#### [What is needed]
Would you transcribe all of the data exactly, down to the last character?

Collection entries
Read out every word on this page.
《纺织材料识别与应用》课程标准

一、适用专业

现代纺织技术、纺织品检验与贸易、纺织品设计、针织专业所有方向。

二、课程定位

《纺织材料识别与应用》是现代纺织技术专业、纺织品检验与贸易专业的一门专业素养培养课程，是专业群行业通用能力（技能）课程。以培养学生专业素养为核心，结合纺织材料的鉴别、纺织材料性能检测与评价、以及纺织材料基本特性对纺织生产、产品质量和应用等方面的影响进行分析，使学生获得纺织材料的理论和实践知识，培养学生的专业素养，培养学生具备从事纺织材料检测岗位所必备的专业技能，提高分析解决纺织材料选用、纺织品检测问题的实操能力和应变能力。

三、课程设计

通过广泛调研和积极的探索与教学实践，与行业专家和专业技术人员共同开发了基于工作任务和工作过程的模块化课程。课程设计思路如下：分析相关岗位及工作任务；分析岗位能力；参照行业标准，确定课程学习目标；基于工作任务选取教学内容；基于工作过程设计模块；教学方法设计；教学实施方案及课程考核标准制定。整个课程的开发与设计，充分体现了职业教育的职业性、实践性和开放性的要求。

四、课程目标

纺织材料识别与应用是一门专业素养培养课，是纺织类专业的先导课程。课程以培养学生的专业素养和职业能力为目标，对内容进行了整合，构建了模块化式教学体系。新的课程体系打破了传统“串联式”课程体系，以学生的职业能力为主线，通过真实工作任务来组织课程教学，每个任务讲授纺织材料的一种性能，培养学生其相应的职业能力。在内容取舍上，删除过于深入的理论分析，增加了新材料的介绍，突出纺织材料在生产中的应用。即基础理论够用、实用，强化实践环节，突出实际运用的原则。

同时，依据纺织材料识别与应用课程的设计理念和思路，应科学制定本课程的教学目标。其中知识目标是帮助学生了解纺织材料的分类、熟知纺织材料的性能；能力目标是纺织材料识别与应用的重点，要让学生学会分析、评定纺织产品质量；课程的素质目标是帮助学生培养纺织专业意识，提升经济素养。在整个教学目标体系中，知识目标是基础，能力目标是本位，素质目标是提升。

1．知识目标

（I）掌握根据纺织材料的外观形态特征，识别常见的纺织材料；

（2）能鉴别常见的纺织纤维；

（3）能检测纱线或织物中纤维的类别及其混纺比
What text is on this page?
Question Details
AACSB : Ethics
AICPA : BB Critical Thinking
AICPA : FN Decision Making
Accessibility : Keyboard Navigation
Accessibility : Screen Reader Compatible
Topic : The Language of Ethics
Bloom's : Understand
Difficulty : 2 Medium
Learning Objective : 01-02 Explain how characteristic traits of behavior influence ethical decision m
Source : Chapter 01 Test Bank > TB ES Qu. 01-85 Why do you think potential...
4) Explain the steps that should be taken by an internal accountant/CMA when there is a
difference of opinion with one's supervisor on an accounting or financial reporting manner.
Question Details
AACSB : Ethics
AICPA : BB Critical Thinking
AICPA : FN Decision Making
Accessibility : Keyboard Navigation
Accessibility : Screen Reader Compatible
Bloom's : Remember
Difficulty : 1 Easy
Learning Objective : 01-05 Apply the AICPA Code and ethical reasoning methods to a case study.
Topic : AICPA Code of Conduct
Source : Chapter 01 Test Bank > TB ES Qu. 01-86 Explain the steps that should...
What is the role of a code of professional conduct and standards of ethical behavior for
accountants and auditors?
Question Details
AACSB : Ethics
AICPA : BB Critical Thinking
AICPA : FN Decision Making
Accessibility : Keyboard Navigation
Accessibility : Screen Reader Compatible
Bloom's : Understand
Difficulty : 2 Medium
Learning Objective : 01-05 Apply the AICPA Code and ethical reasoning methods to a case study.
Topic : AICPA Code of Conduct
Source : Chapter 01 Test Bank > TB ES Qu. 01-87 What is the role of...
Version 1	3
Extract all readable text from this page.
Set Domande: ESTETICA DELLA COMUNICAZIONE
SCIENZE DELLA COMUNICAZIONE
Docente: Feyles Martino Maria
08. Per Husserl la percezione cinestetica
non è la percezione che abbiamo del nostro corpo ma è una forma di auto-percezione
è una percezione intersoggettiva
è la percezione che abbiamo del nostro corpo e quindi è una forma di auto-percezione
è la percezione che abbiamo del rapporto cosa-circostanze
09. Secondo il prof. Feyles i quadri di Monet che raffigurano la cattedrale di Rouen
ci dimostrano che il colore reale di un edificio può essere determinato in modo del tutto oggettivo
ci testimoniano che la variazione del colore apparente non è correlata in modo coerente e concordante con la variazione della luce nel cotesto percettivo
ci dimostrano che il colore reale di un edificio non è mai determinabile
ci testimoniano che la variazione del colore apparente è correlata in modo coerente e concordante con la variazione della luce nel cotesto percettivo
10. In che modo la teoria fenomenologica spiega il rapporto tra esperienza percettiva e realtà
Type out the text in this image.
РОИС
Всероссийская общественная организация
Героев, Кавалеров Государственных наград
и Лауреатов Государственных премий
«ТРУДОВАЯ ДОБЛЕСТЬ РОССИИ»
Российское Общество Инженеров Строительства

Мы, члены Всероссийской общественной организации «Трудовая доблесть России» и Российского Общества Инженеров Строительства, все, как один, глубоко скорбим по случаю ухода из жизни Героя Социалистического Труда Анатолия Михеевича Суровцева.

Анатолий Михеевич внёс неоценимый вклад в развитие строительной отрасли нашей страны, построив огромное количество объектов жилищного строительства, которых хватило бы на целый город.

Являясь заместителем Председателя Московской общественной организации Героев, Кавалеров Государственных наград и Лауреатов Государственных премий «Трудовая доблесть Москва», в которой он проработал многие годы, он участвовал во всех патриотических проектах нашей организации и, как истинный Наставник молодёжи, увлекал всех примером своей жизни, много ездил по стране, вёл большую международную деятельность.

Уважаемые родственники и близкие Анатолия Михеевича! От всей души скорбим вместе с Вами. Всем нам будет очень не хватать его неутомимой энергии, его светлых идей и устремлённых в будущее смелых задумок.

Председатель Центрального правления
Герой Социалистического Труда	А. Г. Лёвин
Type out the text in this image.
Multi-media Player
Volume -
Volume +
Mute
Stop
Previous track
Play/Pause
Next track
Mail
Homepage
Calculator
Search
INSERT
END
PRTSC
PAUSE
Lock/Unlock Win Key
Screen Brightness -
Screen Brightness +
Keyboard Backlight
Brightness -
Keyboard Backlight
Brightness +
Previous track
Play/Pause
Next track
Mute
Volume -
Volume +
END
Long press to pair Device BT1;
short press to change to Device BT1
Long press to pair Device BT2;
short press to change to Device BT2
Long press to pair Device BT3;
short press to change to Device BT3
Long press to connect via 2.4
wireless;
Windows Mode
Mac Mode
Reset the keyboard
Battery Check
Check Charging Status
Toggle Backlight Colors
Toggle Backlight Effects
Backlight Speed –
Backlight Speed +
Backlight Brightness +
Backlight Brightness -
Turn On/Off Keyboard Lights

#### [The answer]
Read out every word on this page.
《纺织材料识别与应用》课程标准

一、适用专业

现代纺织技术、纺织品检验与贸易、纺织品设计、针织专业所有方向。

二、课程定位

《纺织材料识别与应用》是现代纺织技术专业、纺织品检验与贸易专业的一门专业素养培养课程，是专业群行业通用能力（技能）课程。以培养学生专业素养为核心，结合纺织材料的鉴别、纺织材料性能检测与评价、以及纺织材料基本特性对纺织生产、产品质量和应用等方面的影响进行分析，使学生获得纺织材料的理论和实践知识，培养学生的专业素养，培养学生具备从事纺织材料检测岗位所必备的专业技能，提高分析解决纺织材料选用、纺织品检测问题的实操能力和应变能力。

三、课程设计

通过广泛调研和积极的探索与教学实践，与行业专家和专业技术人员共同开发了基于工作任务和工作过程的模块化课程。课程设计思路如下：分析相关岗位及工作任务；分析岗位能力；参照行业标准，确定课程学习目标；基于工作任务选取教学内容；基于工作过程设计模块；教学方法设计；教学实施方案及课程考核标准制定。整个课程的开发与设计，充分体现了职业教育的职业性、实践性和开放性的要求。

四、课程目标

纺织材料识别与应用是一门专业素养培养课，是纺织类专业的先导课程。课程以培养学生的专业素养和职业能力为目标，对内容进行了整合，构建了模块化式教学体系。新的课程体系打破了传统“串联式”课程体系，以学生的职业能力为主线，通过真实工作任务来组织课程教学，每个任务讲授纺织材料的一种性能，培养学生其相应的职业能力。在内容取舍上，删除过于深入的理论分析，增加了新材料的介绍，突出纺织材料在生产中的应用。即基础理论够用、实用，强化实践环节，突出实际运用的原则。

同时，依据纺织材料识别与应用课程的设计理念和思路，应科学制定本课程的教学目标。其中知识目标是帮助学生了解纺织材料的分类、熟知纺织材料的性能；能力目标是纺织材料识别与应用的重点，要让学生学会分析、评定纺织产品质量；课程的素质目标是帮助学生培养纺织专业意识，提升经济素养。在整个教学目标体系中，知识目标是基础，能力目标是本位，素质目标是提升。

1．知识目标

（I）掌握根据纺织材料的外观形态特征，识别常见的纺织材料；

（2）能鉴别常见的纺织纤维；

（3）能检测纱线或织物中纤维的类别及其混纺比
What text is on this page?
Question Details
AACSB : Ethics
AICPA : BB Critical Thinking
AICPA : FN Decision Making
Accessibility : Keyboard Navigation
Accessibility : Screen Reader Compatible
Topic : The Language of Ethics
Bloom's : Understand
Difficulty : 2 Medium
Learning Objective : 01-02 Explain how characteristic traits of behavior influence ethical decision m
Source : Chapter 01 Test Bank > TB ES Qu. 01-85 Why do you think potential...
4) Explain the steps that should be taken by an internal accountant/CMA when there is a
difference of opinion with one's supervisor on an accounting or financial reporting manner.
Question Details
AACSB : Ethics
AICPA : BB Critical Thinking
AICPA : FN Decision Making
Accessibility : Keyboard Navigation
Accessibility : Screen Reader Compatible
Bloom's : Remember
Difficulty : 1 Easy
Learning Objective : 01-05 Apply the AICPA Code and ethical reasoning methods to a case study.
Topic : AICPA Code of Conduct
Source : Chapter 01 Test Bank > TB ES Qu. 01-86 Explain the steps that should...
What is the role of a code of professional conduct and standards of ethical behavior for
accountants and auditors?
Question Details
AACSB : Ethics
AICPA : BB Critical Thinking
AICPA : FN Decision Making
Accessibility : Keyboard Navigation
Accessibility : Screen Reader Compatible
Bloom's : Understand
Difficulty : 2 Medium
Learning Objective : 01-05 Apply the AICPA Code and ethical reasoning methods to a case study.
Topic : AICPA Code of Conduct
Source : Chapter 01 Test Bank > TB ES Qu. 01-87 What is the role of...
Version 1	3
Extract all readable text from this page.
Set Domande: ESTETICA DELLA COMUNICAZIONE
SCIENZE DELLA COMUNICAZIONE
Docente: Feyles Martino Maria
08. Per Husserl la percezione cinestetica
non è la percezione che abbiamo del nostro corpo ma è una forma di auto-percezione
è una percezione intersoggettiva
è la percezione che abbiamo del nostro corpo e quindi è una forma di auto-percezione
è la percezione che abbiamo del rapporto cosa-circostanze
09. Secondo il prof. Feyles i quadri di Monet che raffigurano la cattedrale di Rouen
ci dimostrano che il colore reale di un edificio può essere determinato in modo del tutto oggettivo
ci testimoniano che la variazione del colore apparente non è correlata in modo coerente e concordante con la variazione della luce nel cotesto percettivo
ci dimostrano che il colore reale di un edificio non è mai determinabile
ci testimoniano che la variazione del colore apparente è correlata in modo coerente e concordante con la variazione della luce nel cotesto percettivo
10. In che modo la teoria fenomenologica spiega il rapporto tra esperienza percettiva e realtà
Type out the text in this image.
РОИС
Всероссийская общественная организация
Героев, Кавалеров Государственных наград
и Лауреатов Государственных премий
«ТРУДОВАЯ ДОБЛЕСТЬ РОССИИ»
Российское Общество Инженеров Строительства

Мы, члены Всероссийской общественной организации «Трудовая доблесть России» и Российского Общества Инженеров Строительства, все, как один, глубоко скорбим по случаю ухода из жизни Героя Социалистического Труда Анатолия Михеевича Суровцева.

Анатолий Михеевич внёс неоценимый вклад в развитие строительной отрасли нашей страны, построив огромное количество объектов жилищного строительства, которых хватило бы на целый город.

Являясь заместителем Председателя Московской общественной организации Героев, Кавалеров Государственных наград и Лауреатов Государственных премий «Трудовая доблесть Москва», в которой он проработал многие годы, он участвовал во всех патриотических проектах нашей организации и, как истинный Наставник молодёжи, увлекал всех примером своей жизни, много ездил по стране, вёл большую международную деятельность.

Уважаемые родственники и близкие Анатолия Михеевича! От всей души скорбим вместе с Вами. Всем нам будет очень не хватать его неутомимой энергии, его светлых идей и устремлённых в будущее смелых задумок.

Председатель Центрального правления
Герой Социалистического Труда	А. Г. Лёвин
Type out the text in this image.
Multi-media Player
Volume -
Volume +
Mute
Stop
Previous track
Play/Pause
Next track
Mail
Homepage
Calculator
Search
INSERT
END
PRTSC
PAUSE
Lock/Unlock Win Key
Screen Brightness -
Screen Brightness +
Keyboard Backlight
Brightness -
Keyboard Backlight
Brightness +
Previous track
Play/Pause
Next track
Mute
Volume -
Volume +
END
Long press to pair Device BT1;
short press to change to Device BT1
Long press to pair Device BT2;
short press to change to Device BT2
Long press to pair Device BT3;
short press to change to Device BT3
Long press to connect via 2.4
wireless;
Windows Mode
Mac Mode
Reset the keyboard
Battery Check
Check Charging Status
Toggle Backlight Colors
Toggle Backlight Effects
Backlight Speed –
Backlight Speed +
Backlight Brightness +
Backlight Brightness -
Turn On/Off Keyboard Lights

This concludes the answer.